Exercise task >> Each entry below is to be printed verbatim.

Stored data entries
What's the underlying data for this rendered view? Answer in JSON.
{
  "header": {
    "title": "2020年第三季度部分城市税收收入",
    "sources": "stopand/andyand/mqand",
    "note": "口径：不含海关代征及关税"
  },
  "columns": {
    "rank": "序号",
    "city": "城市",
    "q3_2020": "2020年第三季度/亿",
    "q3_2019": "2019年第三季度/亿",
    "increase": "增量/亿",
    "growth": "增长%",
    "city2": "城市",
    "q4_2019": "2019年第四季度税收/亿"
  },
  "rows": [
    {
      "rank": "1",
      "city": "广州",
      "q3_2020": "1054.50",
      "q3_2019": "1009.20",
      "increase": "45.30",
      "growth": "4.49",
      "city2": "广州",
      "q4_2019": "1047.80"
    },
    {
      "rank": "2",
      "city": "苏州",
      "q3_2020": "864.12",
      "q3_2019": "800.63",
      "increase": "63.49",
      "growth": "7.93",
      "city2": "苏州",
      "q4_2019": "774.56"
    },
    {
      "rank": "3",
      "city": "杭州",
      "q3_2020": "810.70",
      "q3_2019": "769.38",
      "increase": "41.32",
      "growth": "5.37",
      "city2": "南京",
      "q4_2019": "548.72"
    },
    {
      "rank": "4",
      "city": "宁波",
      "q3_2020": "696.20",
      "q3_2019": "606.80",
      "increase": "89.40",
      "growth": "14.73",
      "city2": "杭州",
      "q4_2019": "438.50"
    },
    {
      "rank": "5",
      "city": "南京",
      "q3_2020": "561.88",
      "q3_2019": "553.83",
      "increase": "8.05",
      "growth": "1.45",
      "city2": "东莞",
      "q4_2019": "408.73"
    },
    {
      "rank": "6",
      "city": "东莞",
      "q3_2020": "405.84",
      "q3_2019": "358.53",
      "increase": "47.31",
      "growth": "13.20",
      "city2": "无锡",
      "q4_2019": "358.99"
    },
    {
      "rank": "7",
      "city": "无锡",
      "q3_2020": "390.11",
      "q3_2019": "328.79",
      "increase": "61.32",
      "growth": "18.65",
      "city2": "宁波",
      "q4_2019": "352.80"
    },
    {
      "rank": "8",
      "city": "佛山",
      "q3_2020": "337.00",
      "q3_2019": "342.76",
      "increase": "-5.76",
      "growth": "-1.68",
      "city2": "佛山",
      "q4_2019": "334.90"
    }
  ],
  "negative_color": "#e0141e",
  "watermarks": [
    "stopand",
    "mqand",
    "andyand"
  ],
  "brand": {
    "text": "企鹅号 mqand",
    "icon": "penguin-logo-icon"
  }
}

Written response >>
What's the underlying data for this rendered view? Answer in JSON.
{
  "header": {
    "title": "2020年第三季度部分城市税收收入",
    "sources": "stopand/andyand/mqand",
    "note": "口径：不含海关代征及关税"
  },
  "columns": {
    "rank": "序号",
    "city": "城市",
    "q3_2020": "2020年第三季度/亿",
    "q3_2019": "2019年第三季度/亿",
    "increase": "增量/亿",
    "growth": "增长%",
    "city2": "城市",
    "q4_2019": "2019年第四季度税收/亿"
  },
  "rows": [
    {
      "rank": "1",
      "city": "广州",
      "q3_2020": "1054.50",
      "q3_2019": "1009.20",
      "increase": "45.30",
      "growth": "4.49",
      "city2": "广州",
      "q4_2019": "1047.80"
    },
    {
      "rank": "2",
      "city": "苏州",
      "q3_2020": "864.12",
      "q3_2019": "800.63",
      "increase": "63.49",
      "growth": "7.93",
      "city2": "苏州",
      "q4_2019": "774.56"
    },
    {
      "rank": "3",
      "city": "杭州",
      "q3_2020": "810.70",
      "q3_2019": "769.38",
      "increase": "41.32",
      "growth": "5.37",
      "city2": "南京",
      "q4_2019": "548.72"
    },
    {
      "rank": "4",
      "city": "宁波",
      "q3_2020": "696.20",
      "q3_2019": "606.80",
      "increase": "89.40",
      "growth": "14.73",
      "city2": "杭州",
      "q4_2019": "438.50"
    },
    {
      "rank": "5",
      "city": "南京",
      "q3_2020": "561.88",
      "q3_2019": "553.83",
      "increase": "8.05",
      "growth": "1.45",
      "city2": "东莞",
      "q4_2019": "408.73"
    },
    {
      "rank": "6",
      "city": "东莞",
      "q3_2020": "405.84",
      "q3_2019": "358.53",
      "increase": "47.31",
      "growth": "13.20",
      "city2": "无锡",
      "q4_2019": "358.99"
    },
    {
      "rank": "7",
      "city": "无锡",
      "q3_2020": "390.11",
      "q3_2019": "328.79",
      "increase": "61.32",
      "growth": "18.65",
      "city2": "宁波",
      "q4_2019": "352.80"
    },
    {
      "rank": "8",
      "city": "佛山",
      "q3_2020": "337.00",
      "q3_2019": "342.76",
      "increase": "-5.76",
      "growth": "-1.68",
      "city2": "佛山",
      "q4_2019": "334.90"
    }
  ],
  "negative_color": "#e0141e",
  "watermarks": [
    "stopand",
    "mqand",
    "andyand"
  ],
  "brand": {
    "text": "企鹅号 mqand",
    "icon": "penguin-logo-icon"
  }
}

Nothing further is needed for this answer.